--- Source material ---

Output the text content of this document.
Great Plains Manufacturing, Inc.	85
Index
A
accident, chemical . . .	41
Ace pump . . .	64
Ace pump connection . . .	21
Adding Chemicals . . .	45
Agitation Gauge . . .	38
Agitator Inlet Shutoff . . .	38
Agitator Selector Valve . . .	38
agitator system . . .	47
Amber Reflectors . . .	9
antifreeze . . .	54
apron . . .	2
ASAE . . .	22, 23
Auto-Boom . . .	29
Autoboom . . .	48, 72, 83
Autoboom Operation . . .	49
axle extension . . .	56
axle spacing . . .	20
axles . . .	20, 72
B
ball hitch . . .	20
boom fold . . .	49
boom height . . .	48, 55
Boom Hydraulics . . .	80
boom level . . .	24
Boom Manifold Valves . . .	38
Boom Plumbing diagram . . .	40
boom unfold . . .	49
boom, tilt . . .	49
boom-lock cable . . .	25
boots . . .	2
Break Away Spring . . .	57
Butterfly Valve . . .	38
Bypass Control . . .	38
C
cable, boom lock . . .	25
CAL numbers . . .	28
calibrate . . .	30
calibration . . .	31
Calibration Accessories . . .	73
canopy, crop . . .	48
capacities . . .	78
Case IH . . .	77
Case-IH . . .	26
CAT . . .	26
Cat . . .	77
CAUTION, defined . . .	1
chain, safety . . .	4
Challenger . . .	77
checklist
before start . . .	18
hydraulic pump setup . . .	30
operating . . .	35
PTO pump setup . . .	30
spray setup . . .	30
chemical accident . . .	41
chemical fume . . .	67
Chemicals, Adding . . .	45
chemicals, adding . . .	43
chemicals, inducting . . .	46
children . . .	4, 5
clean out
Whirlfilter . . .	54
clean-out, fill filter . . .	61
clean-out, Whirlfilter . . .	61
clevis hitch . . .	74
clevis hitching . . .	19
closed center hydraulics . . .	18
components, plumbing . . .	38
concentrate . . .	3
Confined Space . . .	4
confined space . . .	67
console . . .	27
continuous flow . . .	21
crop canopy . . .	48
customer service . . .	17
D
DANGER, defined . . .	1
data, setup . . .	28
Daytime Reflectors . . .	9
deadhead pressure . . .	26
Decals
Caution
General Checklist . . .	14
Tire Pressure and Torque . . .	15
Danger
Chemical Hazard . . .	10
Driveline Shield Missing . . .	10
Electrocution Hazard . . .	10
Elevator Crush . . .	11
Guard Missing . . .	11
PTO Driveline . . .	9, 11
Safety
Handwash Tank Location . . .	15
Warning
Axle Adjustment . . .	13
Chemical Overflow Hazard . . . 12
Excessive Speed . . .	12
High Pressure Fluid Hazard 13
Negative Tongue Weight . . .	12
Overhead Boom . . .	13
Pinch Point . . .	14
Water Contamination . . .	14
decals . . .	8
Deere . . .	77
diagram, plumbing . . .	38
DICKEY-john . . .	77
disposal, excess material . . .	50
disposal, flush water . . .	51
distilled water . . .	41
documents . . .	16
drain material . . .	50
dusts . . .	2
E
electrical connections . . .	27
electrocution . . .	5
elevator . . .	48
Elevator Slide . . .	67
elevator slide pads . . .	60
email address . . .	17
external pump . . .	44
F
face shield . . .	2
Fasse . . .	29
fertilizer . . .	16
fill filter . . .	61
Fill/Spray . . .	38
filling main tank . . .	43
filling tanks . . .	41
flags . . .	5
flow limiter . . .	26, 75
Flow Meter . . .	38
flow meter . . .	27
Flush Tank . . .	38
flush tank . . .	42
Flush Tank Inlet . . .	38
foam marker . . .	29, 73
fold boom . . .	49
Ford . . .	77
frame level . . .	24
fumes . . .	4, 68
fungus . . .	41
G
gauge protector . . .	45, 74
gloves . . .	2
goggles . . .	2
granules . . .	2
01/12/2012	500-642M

---

* _Exercise description_
Wherever the word "Whirlfilter" occurs in a line of the listing, copy that line.

* _Written reply_
Whirlfilter . . .	54
clean-out, Whirlfilter . . .	61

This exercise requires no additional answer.